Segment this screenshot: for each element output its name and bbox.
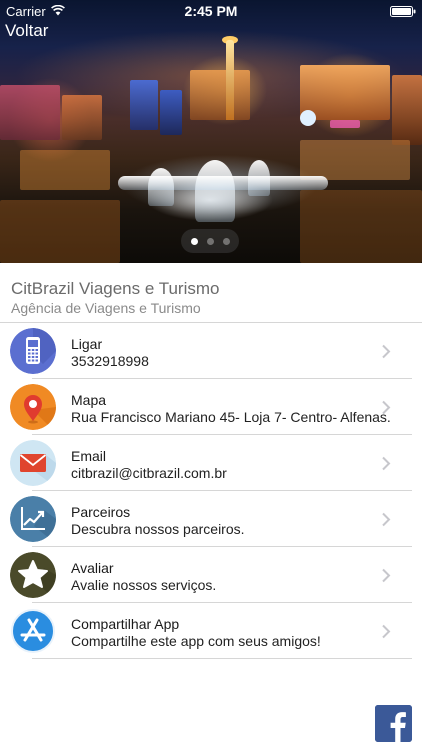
app-store-icon bbox=[10, 608, 56, 654]
status-bar: Carrier 2:45 PM bbox=[0, 0, 422, 22]
carousel-page-indicator[interactable] bbox=[181, 229, 239, 253]
menu-item-detail: citbrazil@citbrazil.com.br bbox=[71, 465, 227, 481]
page-dot[interactable] bbox=[206, 237, 214, 245]
divider bbox=[32, 658, 412, 659]
page-dot-active[interactable] bbox=[190, 237, 198, 245]
chevron-right-icon bbox=[382, 568, 391, 583]
menu-item-title: Parceiros bbox=[71, 504, 131, 520]
tower bbox=[226, 40, 234, 120]
city-lights bbox=[0, 0, 422, 263]
facebook-button[interactable] bbox=[375, 705, 412, 742]
envelope-icon bbox=[10, 440, 56, 486]
hero-image[interactable] bbox=[0, 0, 422, 263]
fountain bbox=[118, 176, 328, 190]
menu-item-detail: Avalie nossos serviços. bbox=[71, 577, 217, 593]
menu-item-title: Email bbox=[71, 448, 107, 464]
menu-item-title: Avaliar bbox=[71, 560, 114, 576]
action-list: Ligar 3532918998 Mapa Rua Francisco Mari… bbox=[0, 323, 422, 659]
status-time: 2:45 PM bbox=[184, 3, 238, 19]
company-name: CitBrazil Viagens e Turismo bbox=[11, 279, 220, 298]
menu-item-title: Mapa bbox=[71, 392, 107, 408]
menu-item-detail: Rua Francisco Mariano 45- Loja 7- Centro… bbox=[71, 409, 391, 425]
menu-item-title: Compartilhar App bbox=[71, 616, 180, 632]
map-pin-icon bbox=[10, 384, 56, 430]
chevron-right-icon bbox=[382, 456, 391, 471]
back-button[interactable]: Voltar bbox=[5, 21, 48, 41]
page-dot[interactable] bbox=[222, 237, 230, 245]
menu-item-mapa[interactable]: Mapa Rua Francisco Mariano 45- Loja 7- C… bbox=[0, 379, 422, 435]
menu-item-email[interactable]: Email citbrazil@citbrazil.com.br bbox=[0, 435, 422, 491]
chevron-right-icon bbox=[382, 344, 391, 359]
menu-item-avaliar[interactable]: Avaliar Avalie nossos serviços. bbox=[0, 547, 422, 603]
chevron-right-icon bbox=[382, 512, 391, 527]
star-icon bbox=[10, 552, 56, 598]
menu-item-compartilhar[interactable]: Compartilhar App Compartilhe este app co… bbox=[0, 603, 422, 659]
menu-item-parceiros[interactable]: Parceiros Descubra nossos parceiros. bbox=[0, 491, 422, 547]
fountain bbox=[195, 160, 235, 222]
chevron-right-icon bbox=[382, 624, 391, 639]
battery-icon bbox=[390, 6, 416, 17]
menu-item-detail: 3532918998 bbox=[71, 353, 149, 369]
menu-item-detail: Compartilhe este app com seus amigos! bbox=[71, 633, 321, 649]
menu-item-ligar[interactable]: Ligar 3532918998 bbox=[0, 323, 422, 379]
menu-item-detail: Descubra nossos parceiros. bbox=[71, 521, 245, 537]
menu-item-title: Ligar bbox=[71, 336, 103, 352]
chevron-right-icon bbox=[382, 400, 391, 415]
facebook-icon bbox=[375, 705, 412, 742]
chart-icon bbox=[10, 496, 56, 542]
phone-icon bbox=[10, 328, 56, 374]
company-subtitle: Agência de Viagens e Turismo bbox=[11, 300, 201, 316]
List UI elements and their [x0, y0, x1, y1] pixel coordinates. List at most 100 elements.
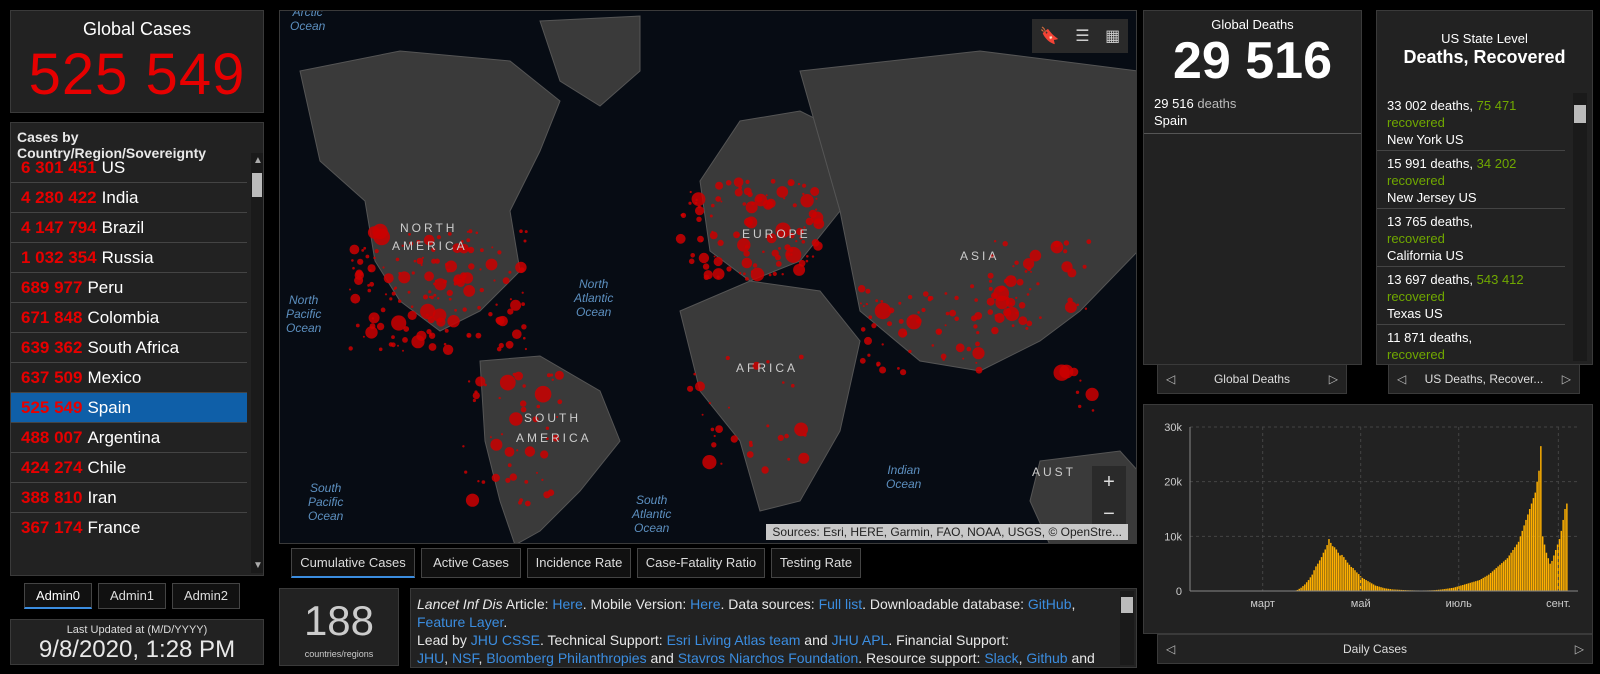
case-dot[interactable]	[1029, 288, 1032, 291]
country-row[interactable]: 6 301 451 US	[11, 153, 247, 183]
case-dot[interactable]	[1016, 278, 1024, 286]
bar[interactable]	[1525, 519, 1527, 591]
case-dot[interactable]	[766, 424, 770, 428]
scroll-down-icon[interactable]: ▼	[253, 560, 263, 571]
case-dot[interactable]	[498, 396, 501, 400]
bar[interactable]	[1469, 582, 1471, 591]
case-dot[interactable]	[554, 370, 564, 380]
case-dot[interactable]	[787, 457, 791, 461]
slack-link[interactable]: Slack	[984, 650, 1018, 666]
bar[interactable]	[1344, 559, 1347, 591]
bar[interactable]	[1512, 550, 1514, 591]
case-dot[interactable]	[793, 263, 806, 276]
nsf-link[interactable]: NSF	[452, 650, 478, 666]
case-dot[interactable]	[778, 247, 781, 250]
case-dot[interactable]	[442, 344, 454, 355]
case-dot[interactable]	[454, 308, 457, 312]
bar[interactable]	[1506, 558, 1509, 591]
us-state-row[interactable]: 15 991 deaths, 34 202 recovered New Jersey…	[1377, 151, 1565, 209]
case-dot[interactable]	[434, 278, 447, 291]
case-dot[interactable]	[490, 438, 503, 451]
esri-living-atlas-link[interactable]: Esri Living Atlas team	[667, 632, 801, 648]
case-dot[interactable]	[437, 297, 440, 300]
bar[interactable]	[1566, 503, 1568, 591]
case-dot[interactable]	[348, 346, 353, 351]
country-row[interactable]: 689 977 Peru	[11, 273, 247, 303]
bar[interactable]	[1502, 561, 1505, 591]
case-dot[interactable]	[1078, 404, 1082, 409]
case-dot[interactable]	[792, 203, 797, 208]
case-dot[interactable]	[507, 308, 514, 315]
case-dot[interactable]	[937, 329, 942, 334]
case-dot[interactable]	[504, 447, 515, 457]
case-dot[interactable]	[1026, 293, 1030, 296]
case-dot[interactable]	[428, 295, 431, 298]
case-dot[interactable]	[522, 384, 526, 388]
case-dot[interactable]	[357, 258, 364, 265]
case-dot[interactable]	[430, 295, 434, 300]
case-dot[interactable]	[462, 445, 465, 448]
case-dot[interactable]	[393, 287, 396, 291]
bar[interactable]	[1370, 583, 1373, 591]
case-dot[interactable]	[868, 315, 873, 320]
info-scrollbar[interactable]	[1120, 591, 1134, 665]
bar[interactable]	[1510, 552, 1512, 591]
bar[interactable]	[1354, 570, 1356, 591]
case-dot[interactable]	[514, 371, 523, 381]
case-dot[interactable]	[424, 271, 434, 282]
case-dot[interactable]	[754, 193, 768, 207]
case-dot[interactable]	[743, 187, 752, 196]
bar[interactable]	[1553, 555, 1555, 591]
case-dot[interactable]	[407, 310, 417, 320]
case-dot[interactable]	[888, 307, 895, 314]
case-dot[interactable]	[715, 181, 724, 190]
country-row[interactable]: 388 810 Iran	[11, 483, 247, 513]
case-dot[interactable]	[497, 250, 502, 255]
case-dot[interactable]	[711, 230, 714, 233]
case-dot[interactable]	[1009, 302, 1013, 305]
case-dot[interactable]	[810, 187, 820, 196]
case-dot[interactable]	[398, 271, 411, 284]
case-dot[interactable]	[491, 473, 500, 482]
case-dot[interactable]	[768, 273, 772, 277]
bar[interactable]	[1363, 578, 1366, 591]
case-dot[interactable]	[361, 249, 365, 252]
case-dot[interactable]	[1002, 241, 1008, 247]
bar[interactable]	[1313, 570, 1315, 591]
case-dot[interactable]	[1003, 308, 1012, 317]
case-dot[interactable]	[975, 361, 978, 364]
world-map[interactable]: Arctic Ocean North Pacific Ocean North A…	[279, 10, 1137, 544]
bar[interactable]	[1549, 563, 1551, 591]
bar[interactable]	[1541, 536, 1544, 591]
bar[interactable]	[1330, 542, 1332, 591]
case-dot[interactable]	[524, 230, 528, 234]
bar[interactable]	[1551, 560, 1553, 591]
country-row[interactable]: 525 549 Spain	[11, 393, 247, 423]
case-dot[interactable]	[1085, 387, 1099, 401]
case-dot[interactable]	[879, 366, 887, 374]
case-dot[interactable]	[976, 331, 980, 335]
case-dot[interactable]	[488, 312, 493, 317]
bar[interactable]	[1339, 555, 1341, 591]
case-dot[interactable]	[949, 309, 956, 317]
tab-testing-rate[interactable]: Testing Rate	[771, 548, 861, 578]
case-dot[interactable]	[464, 470, 468, 474]
case-dot[interactable]	[1061, 261, 1073, 273]
case-dot[interactable]	[690, 253, 695, 258]
case-dot[interactable]	[428, 332, 436, 339]
case-dot[interactable]	[1065, 301, 1077, 313]
case-dot[interactable]	[428, 290, 432, 294]
bar[interactable]	[1497, 566, 1499, 591]
case-dot[interactable]	[448, 297, 452, 301]
case-dot[interactable]	[509, 298, 512, 301]
case-dot[interactable]	[880, 300, 884, 303]
case-dot[interactable]	[813, 241, 823, 251]
case-dot[interactable]	[1067, 297, 1073, 303]
bar[interactable]	[1331, 546, 1334, 591]
case-dot[interactable]	[465, 493, 480, 507]
case-dot[interactable]	[523, 336, 526, 340]
case-dot[interactable]	[351, 259, 354, 262]
case-dot[interactable]	[367, 264, 376, 273]
case-dot[interactable]	[519, 229, 523, 233]
case-dot[interactable]	[541, 478, 544, 481]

□ □ □ □

§ **IL COMPITO**
Trascrivi senza alcuna modifica le righe dei dati dalla riga che contiene "app-store-icon bbox=[10, 608, 56, 654]" fino alla riga che contiene "chevron-right-icon bbox=[382, 456, 391, 471]", entrambe incluse.

§ **RISULTATO CORRETTO**
app-store-icon bbox=[10, 608, 56, 654]
status-bar: Carrier 2:45 PM bbox=[0, 0, 422, 22]
carousel-page-indicator[interactable] bbox=[181, 229, 239, 253]
menu-item-detail: citbrazil@citbrazil.com.br bbox=[71, 465, 227, 481]
page-dot[interactable] bbox=[206, 237, 214, 245]
divider bbox=[32, 658, 412, 659]
page-dot-active[interactable] bbox=[190, 237, 198, 245]
chevron-right-icon bbox=[382, 568, 391, 583]
menu-item-title: Parceiros bbox=[71, 504, 131, 520]
tower bbox=[226, 40, 234, 120]
city-lights bbox=[0, 0, 422, 263]
facebook-button[interactable] bbox=[375, 705, 412, 742]
envelope-icon bbox=[10, 440, 56, 486]
hero-image[interactable] bbox=[0, 0, 422, 263]
fountain bbox=[118, 176, 328, 190]
menu-item-detail: Avalie nossos serviços. bbox=[71, 577, 217, 593]
menu-item-title: Email bbox=[71, 448, 107, 464]
menu-item-title: Avaliar bbox=[71, 560, 114, 576]
action-list: Ligar 3532918998 Mapa Rua Francisco Mari… bbox=[0, 323, 422, 659]
status-time: 2:45 PM bbox=[184, 3, 238, 19]
company-name: CitBrazil Viagens e Turismo bbox=[11, 279, 220, 298]
menu-item-title: Mapa bbox=[71, 392, 107, 408]
menu-item-detail: Rua Francisco Mariano 45- Loja 7- Centro… bbox=[71, 409, 391, 425]
menu-item-title: Compartilhar App bbox=[71, 616, 180, 632]
map-pin-icon bbox=[10, 384, 56, 430]
chevron-right-icon bbox=[382, 456, 391, 471]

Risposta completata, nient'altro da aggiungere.